>>

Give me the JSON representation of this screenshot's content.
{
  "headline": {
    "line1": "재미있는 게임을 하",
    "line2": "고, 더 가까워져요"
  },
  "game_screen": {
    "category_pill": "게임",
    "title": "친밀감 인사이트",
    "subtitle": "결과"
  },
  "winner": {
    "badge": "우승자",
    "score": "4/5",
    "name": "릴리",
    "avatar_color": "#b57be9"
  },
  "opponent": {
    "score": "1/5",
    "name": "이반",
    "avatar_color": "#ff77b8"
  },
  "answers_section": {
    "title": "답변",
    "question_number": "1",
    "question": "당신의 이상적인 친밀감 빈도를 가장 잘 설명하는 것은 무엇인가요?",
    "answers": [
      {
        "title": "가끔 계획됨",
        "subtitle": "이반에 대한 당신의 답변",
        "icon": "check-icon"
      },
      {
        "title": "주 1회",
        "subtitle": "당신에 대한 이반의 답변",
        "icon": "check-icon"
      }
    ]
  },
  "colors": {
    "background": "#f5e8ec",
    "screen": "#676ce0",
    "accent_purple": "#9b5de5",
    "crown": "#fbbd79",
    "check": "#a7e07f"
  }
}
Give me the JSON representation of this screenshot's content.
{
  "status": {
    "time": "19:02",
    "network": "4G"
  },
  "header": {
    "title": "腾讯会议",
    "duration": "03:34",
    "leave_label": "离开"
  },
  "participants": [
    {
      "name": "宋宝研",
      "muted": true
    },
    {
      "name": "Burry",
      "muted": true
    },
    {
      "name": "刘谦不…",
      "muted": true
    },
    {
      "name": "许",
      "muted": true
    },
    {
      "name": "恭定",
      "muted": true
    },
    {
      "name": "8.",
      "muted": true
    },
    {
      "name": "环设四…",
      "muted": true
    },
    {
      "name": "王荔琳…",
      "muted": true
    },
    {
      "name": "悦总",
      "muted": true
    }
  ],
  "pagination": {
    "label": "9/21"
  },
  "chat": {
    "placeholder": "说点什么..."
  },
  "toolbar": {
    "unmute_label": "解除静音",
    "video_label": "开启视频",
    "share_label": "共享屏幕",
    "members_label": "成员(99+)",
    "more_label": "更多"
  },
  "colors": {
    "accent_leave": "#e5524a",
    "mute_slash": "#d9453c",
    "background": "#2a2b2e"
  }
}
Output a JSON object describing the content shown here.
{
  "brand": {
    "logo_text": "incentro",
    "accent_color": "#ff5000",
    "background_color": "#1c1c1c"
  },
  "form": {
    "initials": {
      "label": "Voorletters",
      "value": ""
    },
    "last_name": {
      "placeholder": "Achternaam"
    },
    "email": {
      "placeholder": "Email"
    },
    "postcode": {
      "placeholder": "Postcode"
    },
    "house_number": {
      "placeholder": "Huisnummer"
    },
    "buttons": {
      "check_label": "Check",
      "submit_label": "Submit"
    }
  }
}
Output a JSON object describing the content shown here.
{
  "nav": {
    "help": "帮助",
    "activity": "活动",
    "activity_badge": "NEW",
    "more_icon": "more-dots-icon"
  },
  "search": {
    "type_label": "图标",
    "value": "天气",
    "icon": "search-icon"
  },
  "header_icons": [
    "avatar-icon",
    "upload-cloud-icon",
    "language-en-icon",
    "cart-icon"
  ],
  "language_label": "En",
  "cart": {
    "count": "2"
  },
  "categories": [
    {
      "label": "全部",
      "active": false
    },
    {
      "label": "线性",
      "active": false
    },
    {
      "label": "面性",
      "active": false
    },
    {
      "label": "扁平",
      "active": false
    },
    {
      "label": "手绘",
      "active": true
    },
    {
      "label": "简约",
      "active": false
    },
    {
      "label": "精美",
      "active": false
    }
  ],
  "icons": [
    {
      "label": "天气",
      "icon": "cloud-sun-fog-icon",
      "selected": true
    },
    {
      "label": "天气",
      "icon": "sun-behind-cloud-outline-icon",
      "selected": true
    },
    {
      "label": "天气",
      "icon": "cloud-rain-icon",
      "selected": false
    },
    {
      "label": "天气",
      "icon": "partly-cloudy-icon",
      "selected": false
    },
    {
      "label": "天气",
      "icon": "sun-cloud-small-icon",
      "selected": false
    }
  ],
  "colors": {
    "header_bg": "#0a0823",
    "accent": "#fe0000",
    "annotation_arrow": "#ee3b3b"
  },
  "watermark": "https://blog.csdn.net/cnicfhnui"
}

<<

YOUR TASK → All entries shown above should be printed again exactly.

FINISHED EXERCISE →
Give me the JSON representation of this screenshot's content.
{
  "headline": {
    "line1": "재미있는 게임을 하",
    "line2": "고, 더 가까워져요"
  },
  "game_screen": {
    "category_pill": "게임",
    "title": "친밀감 인사이트",
    "subtitle": "결과"
  },
  "winner": {
    "badge": "우승자",
    "score": "4/5",
    "name": "릴리",
    "avatar_color": "#b57be9"
  },
  "opponent": {
    "score": "1/5",
    "name": "이반",
    "avatar_color": "#ff77b8"
  },
  "answers_section": {
    "title": "답변",
    "question_number": "1",
    "question": "당신의 이상적인 친밀감 빈도를 가장 잘 설명하는 것은 무엇인가요?",
    "answers": [
      {
        "title": "가끔 계획됨",
        "subtitle": "이반에 대한 당신의 답변",
        "icon": "check-icon"
      },
      {
        "title": "주 1회",
        "subtitle": "당신에 대한 이반의 답변",
        "icon": "check-icon"
      }
    ]
  },
  "colors": {
    "background": "#f5e8ec",
    "screen": "#676ce0",
    "accent_purple": "#9b5de5",
    "crown": "#fbbd79",
    "check": "#a7e07f"
  }
}
Give me the JSON representation of this screenshot's content.
{
  "status": {
    "time": "19:02",
    "network": "4G"
  },
  "header": {
    "title": "腾讯会议",
    "duration": "03:34",
    "leave_label": "离开"
  },
  "participants": [
    {
      "name": "宋宝研",
      "muted": true
    },
    {
      "name": "Burry",
      "muted": true
    },
    {
      "name": "刘谦不…",
      "muted": true
    },
    {
      "name": "许",
      "muted": true
    },
    {
      "name": "恭定",
      "muted": true
    },
    {
      "name": "8.",
      "muted": true
    },
    {
      "name": "环设四…",
      "muted": true
    },
    {
      "name": "王荔琳…",
      "muted": true
    },
    {
      "name": "悦总",
      "muted": true
    }
  ],
  "pagination": {
    "label": "9/21"
  },
  "chat": {
    "placeholder": "说点什么..."
  },
  "toolbar": {
    "unmute_label": "解除静音",
    "video_label": "开启视频",
    "share_label": "共享屏幕",
    "members_label": "成员(99+)",
    "more_label": "更多"
  },
  "colors": {
    "accent_leave": "#e5524a",
    "mute_slash": "#d9453c",
    "background": "#2a2b2e"
  }
}
Output a JSON object describing the content shown here.
{
  "brand": {
    "logo_text": "incentro",
    "accent_color": "#ff5000",
    "background_color": "#1c1c1c"
  },
  "form": {
    "initials": {
      "label": "Voorletters",
      "value": ""
    },
    "last_name": {
      "placeholder": "Achternaam"
    },
    "email": {
      "placeholder": "Email"
    },
    "postcode": {
      "placeholder": "Postcode"
    },
    "house_number": {
      "placeholder": "Huisnummer"
    },
    "buttons": {
      "check_label": "Check",
      "submit_label": "Submit"
    }
  }
}
Output a JSON object describing the content shown here.
{
  "nav": {
    "help": "帮助",
    "activity": "活动",
    "activity_badge": "NEW",
    "more_icon": "more-dots-icon"
  },
  "search": {
    "type_label": "图标",
    "value": "天气",
    "icon": "search-icon"
  },
  "header_icons": [
    "avatar-icon",
    "upload-cloud-icon",
    "language-en-icon",
    "cart-icon"
  ],
  "language_label": "En",
  "cart": {
    "count": "2"
  },
  "categories": [
    {
      "label": "全部",
      "active": false
    },
    {
      "label": "线性",
      "active": false
    },
    {
      "label": "面性",
      "active": false
    },
    {
      "label": "扁平",
      "active": false
    },
    {
      "label": "手绘",
      "active": true
    },
    {
      "label": "简约",
      "active": false
    },
    {
      "label": "精美",
      "active": false
    }
  ],
  "icons": [
    {
      "label": "天气",
      "icon": "cloud-sun-fog-icon",
      "selected": true
    },
    {
      "label": "天气",
      "icon": "sun-behind-cloud-outline-icon",
      "selected": true
    },
    {
      "label": "天气",
      "icon": "cloud-rain-icon",
      "selected": false
    },
    {
      "label": "天气",
      "icon": "partly-cloudy-icon",
      "selected": false
    },
    {
      "label": "天气",
      "icon": "sun-cloud-small-icon",
      "selected": false
    }
  ],
  "colors": {
    "header_bg": "#0a0823",
    "accent": "#fe0000",
    "annotation_arrow": "#ee3b3b"
  },
  "watermark": "https://blog.csdn.net/cnicfhnui"
}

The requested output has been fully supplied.